Return the listing below unchanged, minus its pictures.

(Dataset excerpts)
____

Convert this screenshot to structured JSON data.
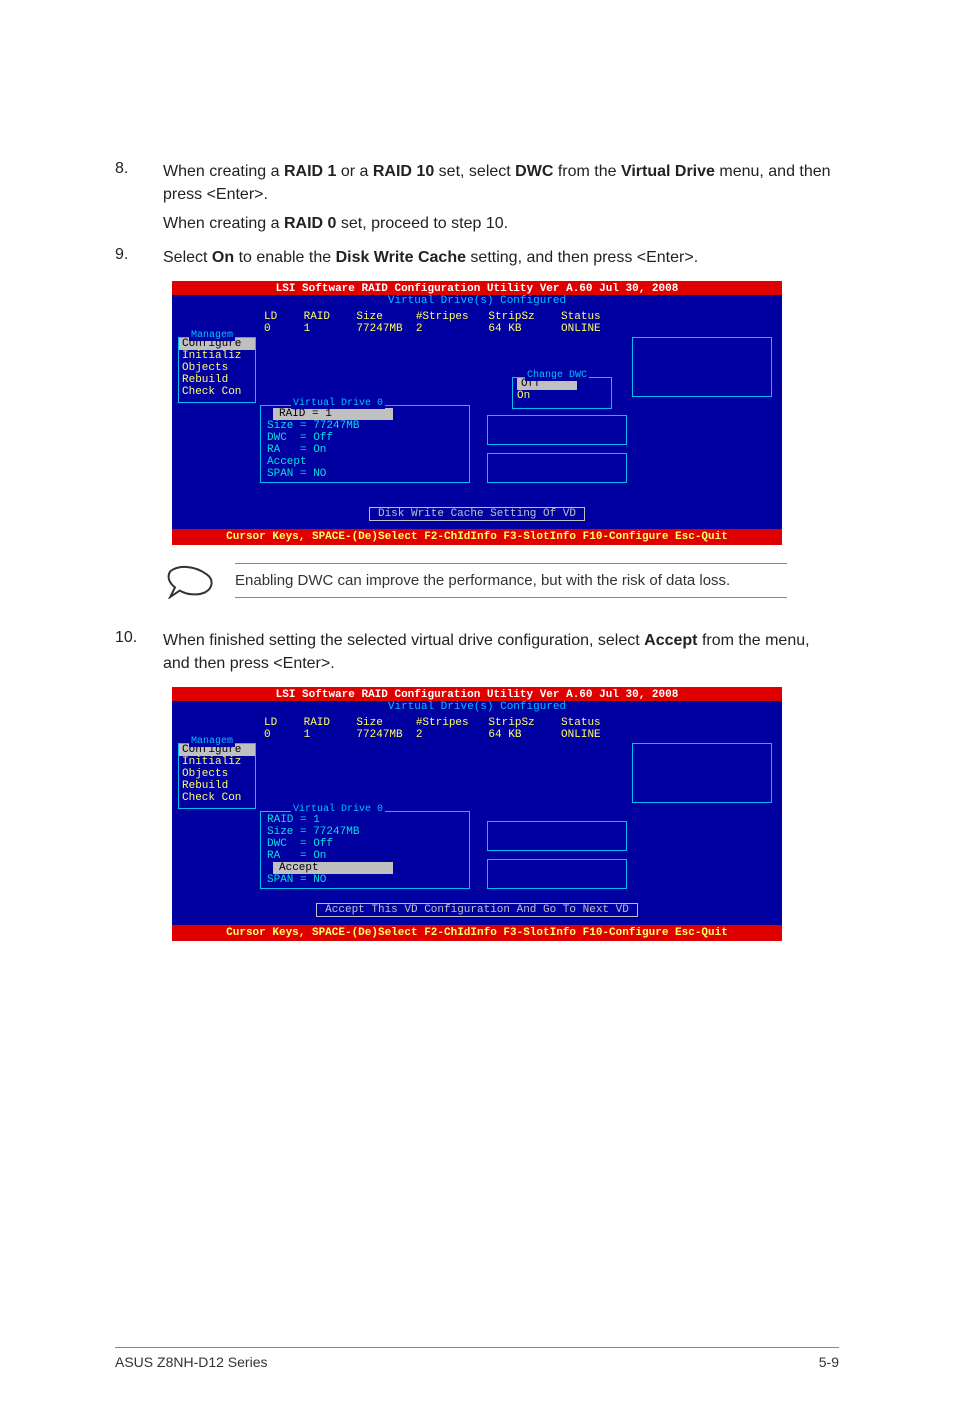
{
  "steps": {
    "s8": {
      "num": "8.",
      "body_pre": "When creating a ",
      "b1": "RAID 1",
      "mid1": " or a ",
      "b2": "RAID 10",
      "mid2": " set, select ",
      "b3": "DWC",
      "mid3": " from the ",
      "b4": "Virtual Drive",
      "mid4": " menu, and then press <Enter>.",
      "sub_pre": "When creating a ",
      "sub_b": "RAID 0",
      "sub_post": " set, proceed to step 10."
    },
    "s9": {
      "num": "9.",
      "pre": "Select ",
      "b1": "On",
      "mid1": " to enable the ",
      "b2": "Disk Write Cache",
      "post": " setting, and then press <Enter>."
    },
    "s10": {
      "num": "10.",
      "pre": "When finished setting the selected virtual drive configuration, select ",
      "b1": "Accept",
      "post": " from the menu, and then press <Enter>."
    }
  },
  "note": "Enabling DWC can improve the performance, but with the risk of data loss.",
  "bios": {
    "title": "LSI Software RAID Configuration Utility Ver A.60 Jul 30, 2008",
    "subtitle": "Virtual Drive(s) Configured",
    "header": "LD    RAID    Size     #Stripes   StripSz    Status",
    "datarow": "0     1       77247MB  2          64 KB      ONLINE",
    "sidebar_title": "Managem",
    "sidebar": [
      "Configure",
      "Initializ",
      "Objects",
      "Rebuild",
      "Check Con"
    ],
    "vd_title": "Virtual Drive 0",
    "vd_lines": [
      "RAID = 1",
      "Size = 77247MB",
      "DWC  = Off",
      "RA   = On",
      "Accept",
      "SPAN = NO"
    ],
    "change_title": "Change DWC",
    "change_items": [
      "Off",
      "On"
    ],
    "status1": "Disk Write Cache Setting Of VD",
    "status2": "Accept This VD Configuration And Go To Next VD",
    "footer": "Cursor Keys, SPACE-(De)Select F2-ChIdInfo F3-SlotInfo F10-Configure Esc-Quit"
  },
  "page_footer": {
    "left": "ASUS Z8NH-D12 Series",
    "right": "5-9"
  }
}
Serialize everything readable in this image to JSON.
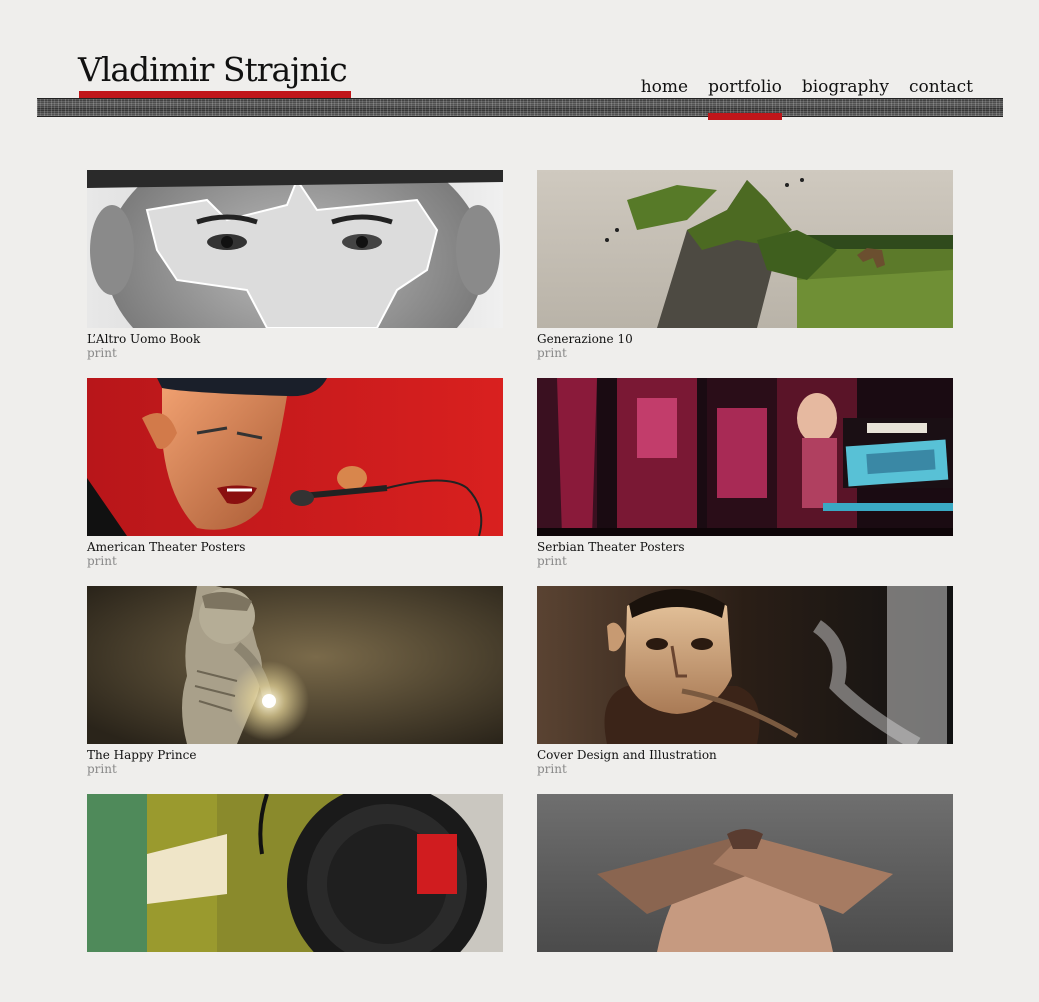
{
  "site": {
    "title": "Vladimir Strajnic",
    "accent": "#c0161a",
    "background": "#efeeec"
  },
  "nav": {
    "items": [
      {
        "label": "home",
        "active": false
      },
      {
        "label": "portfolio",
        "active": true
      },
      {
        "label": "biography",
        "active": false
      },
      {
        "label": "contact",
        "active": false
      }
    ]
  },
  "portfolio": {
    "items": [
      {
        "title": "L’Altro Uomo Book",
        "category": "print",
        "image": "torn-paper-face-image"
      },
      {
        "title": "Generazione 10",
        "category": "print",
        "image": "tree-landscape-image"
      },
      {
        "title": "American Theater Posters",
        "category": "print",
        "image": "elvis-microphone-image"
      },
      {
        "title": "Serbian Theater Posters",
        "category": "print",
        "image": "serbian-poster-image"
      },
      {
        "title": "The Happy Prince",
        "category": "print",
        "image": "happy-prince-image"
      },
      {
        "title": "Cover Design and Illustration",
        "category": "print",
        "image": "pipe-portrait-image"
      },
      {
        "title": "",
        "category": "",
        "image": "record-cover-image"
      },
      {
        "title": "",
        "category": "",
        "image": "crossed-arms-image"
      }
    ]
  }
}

____

Response:
Convert this screenshot to structured JSON data.
{
  "steps": {
    "s8": {
      "num": "8.",
      "body_pre": "When creating a ",
      "b1": "RAID 1",
      "mid1": " or a ",
      "b2": "RAID 10",
      "mid2": " set, select ",
      "b3": "DWC",
      "mid3": " from the ",
      "b4": "Virtual Drive",
      "mid4": " menu, and then press <Enter>.",
      "sub_pre": "When creating a ",
      "sub_b": "RAID 0",
      "sub_post": " set, proceed to step 10."
    },
    "s9": {
      "num": "9.",
      "pre": "Select ",
      "b1": "On",
      "mid1": " to enable the ",
      "b2": "Disk Write Cache",
      "post": " setting, and then press <Enter>."
    },
    "s10": {
      "num": "10.",
      "pre": "When finished setting the selected virtual drive configuration, select ",
      "b1": "Accept",
      "post": " from the menu, and then press <Enter>."
    }
  },
  "note": "Enabling DWC can improve the performance, but with the risk of data loss.",
  "bios": {
    "title": "LSI Software RAID Configuration Utility Ver A.60 Jul 30, 2008",
    "subtitle": "Virtual Drive(s) Configured",
    "header": "LD    RAID    Size     #Stripes   StripSz    Status",
    "datarow": "0     1       77247MB  2          64 KB      ONLINE",
    "sidebar_title": "Managem",
    "sidebar": [
      "Configure",
      "Initializ",
      "Objects",
      "Rebuild",
      "Check Con"
    ],
    "vd_title": "Virtual Drive 0",
    "vd_lines": [
      "RAID = 1",
      "Size = 77247MB",
      "DWC  = Off",
      "RA   = On",
      "Accept",
      "SPAN = NO"
    ],
    "change_title": "Change DWC",
    "change_items": [
      "Off",
      "On"
    ],
    "status1": "Disk Write Cache Setting Of VD",
    "status2": "Accept This VD Configuration And Go To Next VD",
    "footer": "Cursor Keys, SPACE-(De)Select F2-ChIdInfo F3-SlotInfo F10-Configure Esc-Quit"
  },
  "page_footer": {
    "left": "ASUS Z8NH-D12 Series",
    "right": "5-9"
  }
}
Serialize everything readable in this image to JSON.
{
  "site": {
    "title": "Vladimir Strajnic",
    "accent": "#c0161a",
    "background": "#efeeec"
  },
  "nav": {
    "items": [
      {
        "label": "home",
        "active": false
      },
      {
        "label": "portfolio",
        "active": true
      },
      {
        "label": "biography",
        "active": false
      },
      {
        "label": "contact",
        "active": false
      }
    ]
  },
  "portfolio": {
    "items": [
      {
        "title": "L’Altro Uomo Book",
        "category": "print",
        "image": "torn-paper-face-image"
      },
      {
        "title": "Generazione 10",
        "category": "print",
        "image": "tree-landscape-image"
      },
      {
        "title": "American Theater Posters",
        "category": "print",
        "image": "elvis-microphone-image"
      },
      {
        "title": "Serbian Theater Posters",
        "category": "print",
        "image": "serbian-poster-image"
      },
      {
        "title": "The Happy Prince",
        "category": "print",
        "image": "happy-prince-image"
      },
      {
        "title": "Cover Design and Illustration",
        "category": "print",
        "image": "pipe-portrait-image"
      },
      {
        "title": "",
        "category": "",
        "image": "record-cover-image"
      },
      {
        "title": "",
        "category": "",
        "image": "crossed-arms-image"
      }
    ]
  }
}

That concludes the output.